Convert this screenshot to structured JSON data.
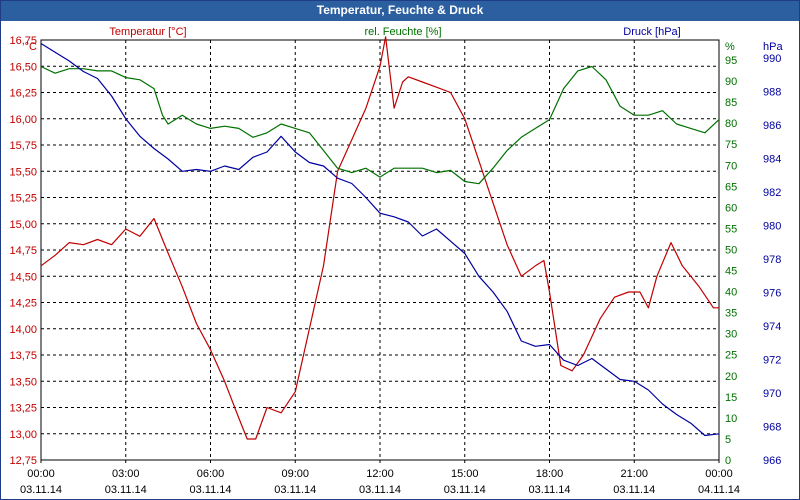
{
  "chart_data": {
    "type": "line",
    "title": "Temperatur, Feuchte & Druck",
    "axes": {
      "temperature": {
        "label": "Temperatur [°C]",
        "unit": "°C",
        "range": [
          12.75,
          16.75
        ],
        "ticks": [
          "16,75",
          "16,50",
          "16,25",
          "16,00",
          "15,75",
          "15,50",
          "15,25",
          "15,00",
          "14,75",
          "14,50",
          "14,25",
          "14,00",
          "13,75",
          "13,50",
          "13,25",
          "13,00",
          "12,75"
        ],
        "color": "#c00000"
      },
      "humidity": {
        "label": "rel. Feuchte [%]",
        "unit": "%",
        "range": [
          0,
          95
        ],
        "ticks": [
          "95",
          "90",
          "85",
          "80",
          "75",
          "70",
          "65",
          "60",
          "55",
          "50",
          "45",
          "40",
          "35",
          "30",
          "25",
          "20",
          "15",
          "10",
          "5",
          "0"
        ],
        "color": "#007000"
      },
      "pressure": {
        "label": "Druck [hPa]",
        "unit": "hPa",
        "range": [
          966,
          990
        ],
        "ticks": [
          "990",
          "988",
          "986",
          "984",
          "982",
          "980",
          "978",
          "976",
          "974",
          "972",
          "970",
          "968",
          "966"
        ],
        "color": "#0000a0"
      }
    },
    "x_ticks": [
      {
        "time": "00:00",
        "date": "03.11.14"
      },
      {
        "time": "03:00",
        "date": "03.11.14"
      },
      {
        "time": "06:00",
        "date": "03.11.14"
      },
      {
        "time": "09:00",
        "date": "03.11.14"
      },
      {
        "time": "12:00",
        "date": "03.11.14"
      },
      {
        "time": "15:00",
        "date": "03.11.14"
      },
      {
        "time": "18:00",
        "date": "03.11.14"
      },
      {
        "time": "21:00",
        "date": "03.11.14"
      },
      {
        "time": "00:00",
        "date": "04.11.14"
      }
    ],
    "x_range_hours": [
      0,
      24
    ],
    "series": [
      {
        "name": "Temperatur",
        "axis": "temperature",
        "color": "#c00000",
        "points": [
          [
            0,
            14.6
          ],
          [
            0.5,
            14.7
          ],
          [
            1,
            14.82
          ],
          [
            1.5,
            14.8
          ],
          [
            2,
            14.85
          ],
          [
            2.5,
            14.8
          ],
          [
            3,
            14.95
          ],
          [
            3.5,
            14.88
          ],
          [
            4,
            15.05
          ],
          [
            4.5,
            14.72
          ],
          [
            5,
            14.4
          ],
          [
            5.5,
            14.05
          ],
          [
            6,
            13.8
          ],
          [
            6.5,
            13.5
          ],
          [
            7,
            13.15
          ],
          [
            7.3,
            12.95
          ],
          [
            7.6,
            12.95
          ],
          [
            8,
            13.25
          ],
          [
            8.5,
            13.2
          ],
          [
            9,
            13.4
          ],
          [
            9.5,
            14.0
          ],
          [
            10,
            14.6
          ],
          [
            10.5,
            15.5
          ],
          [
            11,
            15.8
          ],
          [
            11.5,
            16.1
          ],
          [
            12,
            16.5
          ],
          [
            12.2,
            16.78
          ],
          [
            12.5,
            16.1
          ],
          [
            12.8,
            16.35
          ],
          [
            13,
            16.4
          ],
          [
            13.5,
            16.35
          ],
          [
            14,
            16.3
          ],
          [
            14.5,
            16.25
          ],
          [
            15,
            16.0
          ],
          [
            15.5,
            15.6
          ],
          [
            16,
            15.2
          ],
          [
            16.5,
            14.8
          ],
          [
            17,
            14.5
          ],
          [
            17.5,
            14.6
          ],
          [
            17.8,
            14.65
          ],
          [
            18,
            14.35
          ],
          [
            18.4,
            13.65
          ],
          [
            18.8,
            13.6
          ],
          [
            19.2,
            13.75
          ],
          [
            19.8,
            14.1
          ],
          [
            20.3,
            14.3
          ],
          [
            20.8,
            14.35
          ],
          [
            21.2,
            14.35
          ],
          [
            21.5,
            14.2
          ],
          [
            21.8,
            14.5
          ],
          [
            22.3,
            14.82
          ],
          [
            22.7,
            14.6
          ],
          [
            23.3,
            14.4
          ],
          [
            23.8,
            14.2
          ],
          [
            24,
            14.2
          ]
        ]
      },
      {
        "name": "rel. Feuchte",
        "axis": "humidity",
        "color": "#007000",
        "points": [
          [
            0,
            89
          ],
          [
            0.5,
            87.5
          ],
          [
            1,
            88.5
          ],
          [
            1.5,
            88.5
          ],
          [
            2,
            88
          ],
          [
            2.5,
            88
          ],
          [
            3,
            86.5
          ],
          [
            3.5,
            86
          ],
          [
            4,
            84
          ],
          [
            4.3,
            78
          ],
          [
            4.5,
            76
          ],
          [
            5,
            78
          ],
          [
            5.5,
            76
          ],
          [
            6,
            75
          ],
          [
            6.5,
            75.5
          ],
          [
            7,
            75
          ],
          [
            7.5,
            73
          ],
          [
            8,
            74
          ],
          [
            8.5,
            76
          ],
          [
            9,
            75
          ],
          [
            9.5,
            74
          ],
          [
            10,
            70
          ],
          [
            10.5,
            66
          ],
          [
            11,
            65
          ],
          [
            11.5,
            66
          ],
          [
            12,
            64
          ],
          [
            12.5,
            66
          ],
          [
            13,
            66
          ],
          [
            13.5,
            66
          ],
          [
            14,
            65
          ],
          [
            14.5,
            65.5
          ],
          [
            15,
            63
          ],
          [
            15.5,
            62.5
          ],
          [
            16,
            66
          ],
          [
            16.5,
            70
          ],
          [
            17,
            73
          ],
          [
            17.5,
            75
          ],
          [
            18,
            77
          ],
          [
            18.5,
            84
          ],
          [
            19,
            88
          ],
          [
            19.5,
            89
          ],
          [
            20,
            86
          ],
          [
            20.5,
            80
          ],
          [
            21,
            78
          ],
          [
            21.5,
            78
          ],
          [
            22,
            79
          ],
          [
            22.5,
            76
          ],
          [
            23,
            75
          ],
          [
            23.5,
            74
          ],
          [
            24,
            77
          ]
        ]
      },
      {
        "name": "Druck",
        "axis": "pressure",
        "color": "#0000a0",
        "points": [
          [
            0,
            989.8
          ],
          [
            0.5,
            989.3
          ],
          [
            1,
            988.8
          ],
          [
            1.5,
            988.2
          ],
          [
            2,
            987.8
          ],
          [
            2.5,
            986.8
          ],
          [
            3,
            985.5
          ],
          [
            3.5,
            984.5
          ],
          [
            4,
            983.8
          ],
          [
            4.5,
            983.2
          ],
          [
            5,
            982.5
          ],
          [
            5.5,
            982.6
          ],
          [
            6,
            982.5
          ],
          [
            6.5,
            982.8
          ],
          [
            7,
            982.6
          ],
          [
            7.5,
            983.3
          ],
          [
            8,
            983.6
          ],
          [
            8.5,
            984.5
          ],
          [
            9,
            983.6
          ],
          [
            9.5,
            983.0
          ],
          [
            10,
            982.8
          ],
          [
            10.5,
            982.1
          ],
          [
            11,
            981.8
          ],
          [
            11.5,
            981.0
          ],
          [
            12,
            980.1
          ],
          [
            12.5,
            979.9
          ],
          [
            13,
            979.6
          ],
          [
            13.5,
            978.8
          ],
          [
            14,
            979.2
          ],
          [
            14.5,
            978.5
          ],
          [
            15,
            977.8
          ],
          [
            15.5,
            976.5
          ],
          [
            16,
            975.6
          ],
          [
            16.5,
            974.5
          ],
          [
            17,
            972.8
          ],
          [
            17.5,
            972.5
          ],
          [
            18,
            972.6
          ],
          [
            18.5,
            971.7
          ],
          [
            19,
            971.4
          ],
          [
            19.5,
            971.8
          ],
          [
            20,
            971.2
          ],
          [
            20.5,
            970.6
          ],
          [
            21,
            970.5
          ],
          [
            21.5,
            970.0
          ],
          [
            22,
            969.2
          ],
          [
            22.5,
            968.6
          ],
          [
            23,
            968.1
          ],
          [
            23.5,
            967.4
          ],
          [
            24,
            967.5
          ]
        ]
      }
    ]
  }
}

--

**WHAT YOU SHOULD DO:**
Go through the material and copy out every line with "Druck" in it.

**TASK SOLUTION:**
    "title": "Temperatur, Feuchte & Druck",
        "label": "Druck [hPa]",
        "name": "Druck",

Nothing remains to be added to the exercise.